>> Start Supplied passage

Friday, February 22, 2013

Smokey Deer



We’ve been on a steady venison diet here lately, thanks to one happy occurrence—the generous gift of a leg of venison from a friend—and one less fortunate one—the freezer dying on our spare fridge in the basement.  The venison had been in our freezer since it was passed along to me last fall, and as I was going to have to thaw it out all at once, I was waiting for the right moment.  But sometimes you choose your moment, and sometimes it is thrust upon you.  Hence, necessity being the mother of invention and all that, I got to work processing.  I was not a very experienced deer meat cook when I walked upstairs with that dripping, leg-shaped package; I’m a much more confident one now.

In the last three weeks I’ve prepared venison goulash, seared rye-crusted medallions, and that pan roast, which I’ve put to use in numerous ways.  But by far the most interesting and delectable preparation was this smoked venison “pastrami”.


I started by breaking the leg down into its component muscle groups.  Not all cuts of meat consist of a single muscle, of course—many are cross-sections of several groups.  But I don’t have a meat saw, and taking it apart at the seams, as it were, was the easiest, most logical thing to do.  I wound up with about a pound and a half of the dense meat from the shank, and several nice lean pieces from the upper leg, each around a pound and a half, also.  What looked at first like an enormous hunk of deer flesh yielded 8 or 9 pounds of usable meat—oh, and another pound-plus of trimmings, which the dogs greatly enjoyed.


To see what I was dealing with, I sliced off a small piece from each chunk and fried them briefly to assess the flavor and texture.  There were variations—this one a little more tender, this one a bit livery, etc.—but all were relatively tasty and tender.  They were, in effect, no different from something like the sirloin or top round cuts of beef.  The shank meat was destined for goulash.  From the other pieces I selected one to do the pan roast, and set a long, tenderloin-shaped cut aside to make medallions, and the last piece, more or less rectangular and about two-inches thick in the middle, I decided to smoke.

I cured it with a dry rub, and went for some fairly aggressive seasonings.  Here’s the recipe (chalkboard paint is fun…):


Hua jiao, once again, is Sichuan pepper, in this case the dry-roasted and ground up kind.  Ginger is the dry spice, chile a dried red one.  I used locally produced maple sugar, but you could substitute brown sugar in the same amount, or maple syrup, say 1 ½ tablespoons.  I massaged the meat with the seasonings and stuck it in the fridge for a couple of days, turning it several times.  Not a lot of liquid came off.

>> End Supplied passage
>> Start Data listing

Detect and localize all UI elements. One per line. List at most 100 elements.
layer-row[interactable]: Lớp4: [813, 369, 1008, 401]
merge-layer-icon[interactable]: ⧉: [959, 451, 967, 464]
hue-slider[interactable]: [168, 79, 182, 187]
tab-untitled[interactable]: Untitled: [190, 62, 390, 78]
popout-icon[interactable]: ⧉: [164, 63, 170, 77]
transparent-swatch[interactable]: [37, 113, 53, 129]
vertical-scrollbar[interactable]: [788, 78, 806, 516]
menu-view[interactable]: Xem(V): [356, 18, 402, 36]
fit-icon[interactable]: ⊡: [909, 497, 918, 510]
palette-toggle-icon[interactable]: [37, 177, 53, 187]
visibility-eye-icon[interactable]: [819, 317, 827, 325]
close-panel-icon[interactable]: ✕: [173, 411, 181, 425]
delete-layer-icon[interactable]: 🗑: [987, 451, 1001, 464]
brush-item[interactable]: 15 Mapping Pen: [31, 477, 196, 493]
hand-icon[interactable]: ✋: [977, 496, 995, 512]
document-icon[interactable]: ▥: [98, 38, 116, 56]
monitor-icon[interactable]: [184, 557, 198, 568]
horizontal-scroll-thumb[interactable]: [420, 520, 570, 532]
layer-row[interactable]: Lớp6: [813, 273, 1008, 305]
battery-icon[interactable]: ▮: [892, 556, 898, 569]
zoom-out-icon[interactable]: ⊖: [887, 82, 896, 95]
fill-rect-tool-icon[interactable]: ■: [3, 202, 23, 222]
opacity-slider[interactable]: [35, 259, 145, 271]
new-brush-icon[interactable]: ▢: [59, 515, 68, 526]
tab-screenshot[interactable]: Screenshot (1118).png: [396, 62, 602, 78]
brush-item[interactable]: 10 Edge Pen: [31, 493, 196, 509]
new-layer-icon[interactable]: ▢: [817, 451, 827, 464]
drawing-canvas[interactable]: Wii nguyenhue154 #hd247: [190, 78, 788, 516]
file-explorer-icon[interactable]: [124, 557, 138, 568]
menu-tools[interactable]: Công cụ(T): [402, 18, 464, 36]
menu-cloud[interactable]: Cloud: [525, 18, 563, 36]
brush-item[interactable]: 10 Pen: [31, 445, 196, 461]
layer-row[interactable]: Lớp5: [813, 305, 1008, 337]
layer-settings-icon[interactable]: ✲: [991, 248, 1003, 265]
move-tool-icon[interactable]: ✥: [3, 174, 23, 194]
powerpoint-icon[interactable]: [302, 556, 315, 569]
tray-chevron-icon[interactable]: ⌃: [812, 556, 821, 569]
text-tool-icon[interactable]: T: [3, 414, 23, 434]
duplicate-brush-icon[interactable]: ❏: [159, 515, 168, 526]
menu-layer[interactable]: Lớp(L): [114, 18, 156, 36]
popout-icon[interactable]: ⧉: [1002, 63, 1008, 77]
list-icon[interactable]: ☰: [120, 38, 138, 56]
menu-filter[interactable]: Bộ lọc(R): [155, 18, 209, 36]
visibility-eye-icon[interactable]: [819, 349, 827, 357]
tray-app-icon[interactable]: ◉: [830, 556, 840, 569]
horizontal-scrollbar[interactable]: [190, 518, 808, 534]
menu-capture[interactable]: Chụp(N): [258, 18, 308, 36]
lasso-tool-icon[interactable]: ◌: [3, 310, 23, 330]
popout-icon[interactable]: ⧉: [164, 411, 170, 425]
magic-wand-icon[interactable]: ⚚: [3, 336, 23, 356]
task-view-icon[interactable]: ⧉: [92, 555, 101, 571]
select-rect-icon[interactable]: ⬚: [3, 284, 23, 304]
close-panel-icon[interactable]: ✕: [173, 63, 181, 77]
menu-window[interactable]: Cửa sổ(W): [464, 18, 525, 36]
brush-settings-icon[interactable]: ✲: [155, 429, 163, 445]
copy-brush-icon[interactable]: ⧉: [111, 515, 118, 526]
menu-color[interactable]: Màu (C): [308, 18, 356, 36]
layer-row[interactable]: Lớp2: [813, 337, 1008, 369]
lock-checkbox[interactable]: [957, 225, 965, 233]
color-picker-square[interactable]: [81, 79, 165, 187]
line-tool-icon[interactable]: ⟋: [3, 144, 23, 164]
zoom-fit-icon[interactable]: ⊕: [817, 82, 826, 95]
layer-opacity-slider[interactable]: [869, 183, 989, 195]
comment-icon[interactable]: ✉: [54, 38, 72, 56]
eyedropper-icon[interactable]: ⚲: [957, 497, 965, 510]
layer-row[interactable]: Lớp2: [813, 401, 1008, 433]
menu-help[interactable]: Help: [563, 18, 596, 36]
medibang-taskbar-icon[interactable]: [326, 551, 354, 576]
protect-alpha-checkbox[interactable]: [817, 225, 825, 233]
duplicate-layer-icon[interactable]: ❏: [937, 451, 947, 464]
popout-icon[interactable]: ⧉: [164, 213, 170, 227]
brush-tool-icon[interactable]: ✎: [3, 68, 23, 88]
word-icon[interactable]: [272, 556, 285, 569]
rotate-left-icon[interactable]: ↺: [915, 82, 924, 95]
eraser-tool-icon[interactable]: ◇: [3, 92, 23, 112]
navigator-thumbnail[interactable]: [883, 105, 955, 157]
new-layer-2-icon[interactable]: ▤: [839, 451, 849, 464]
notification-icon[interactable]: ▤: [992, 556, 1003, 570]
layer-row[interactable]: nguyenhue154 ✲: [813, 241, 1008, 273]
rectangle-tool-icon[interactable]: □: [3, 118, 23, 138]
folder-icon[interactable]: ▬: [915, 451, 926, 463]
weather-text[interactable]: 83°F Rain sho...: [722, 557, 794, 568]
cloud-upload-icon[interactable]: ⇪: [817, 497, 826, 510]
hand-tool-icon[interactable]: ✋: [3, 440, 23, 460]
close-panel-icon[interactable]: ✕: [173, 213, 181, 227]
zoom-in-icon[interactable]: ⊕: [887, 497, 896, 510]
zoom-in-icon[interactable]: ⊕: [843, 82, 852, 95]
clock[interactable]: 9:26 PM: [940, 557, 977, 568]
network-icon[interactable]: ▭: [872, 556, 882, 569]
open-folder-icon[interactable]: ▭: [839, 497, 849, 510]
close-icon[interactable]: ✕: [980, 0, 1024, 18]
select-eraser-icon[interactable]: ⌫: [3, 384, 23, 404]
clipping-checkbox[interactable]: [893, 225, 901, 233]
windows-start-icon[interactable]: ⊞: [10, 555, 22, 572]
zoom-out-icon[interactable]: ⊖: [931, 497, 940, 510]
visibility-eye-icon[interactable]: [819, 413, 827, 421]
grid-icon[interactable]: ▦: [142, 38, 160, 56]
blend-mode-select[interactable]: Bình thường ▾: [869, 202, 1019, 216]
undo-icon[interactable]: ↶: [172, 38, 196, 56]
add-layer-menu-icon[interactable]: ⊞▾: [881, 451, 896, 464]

>> End Data listing

• Tasks for this exercise:
1 – Answer these questions about the smoked venison post:
(a) What failure in the basement forced the writer to thaw the venison?
(b) How much usable meat did the leg yield after it was broken down?
(c) What substitutes for the maple sugar does the writer suggest?
2 – Continue the smoked venison post from its last sentence, keeping the writer's first-person voice.

• Solved problems:
1 –
(a) The freezer on the spare fridge in the basement died.
(b) It yielded 8 or 9 pounds of usable meat, plus a pound-plus of trimmings.
(c) Brown sugar in the same amount, or maple syrup, about 1 ½ tablespoons.

2 –
Then I smoked it in my trusty Meco grill for about two hours at about 225, and I used wild black cherry as the main smoking wood, something I haven’t tried before. The end result was a delightful confluence of happenstance and experiment. I had no idea what the final product would look or taste like.  It smelled fantastic coming off the grill, and when I cut into it I was amazed at the color.  The taste is deep, layered, mysterious, and wild, but with a delicate texture that makes it seem refined, as well.  Really cool stuff.  What it reminded me of most was pastrami, which is smoked corned beef, so I guess that makes sense.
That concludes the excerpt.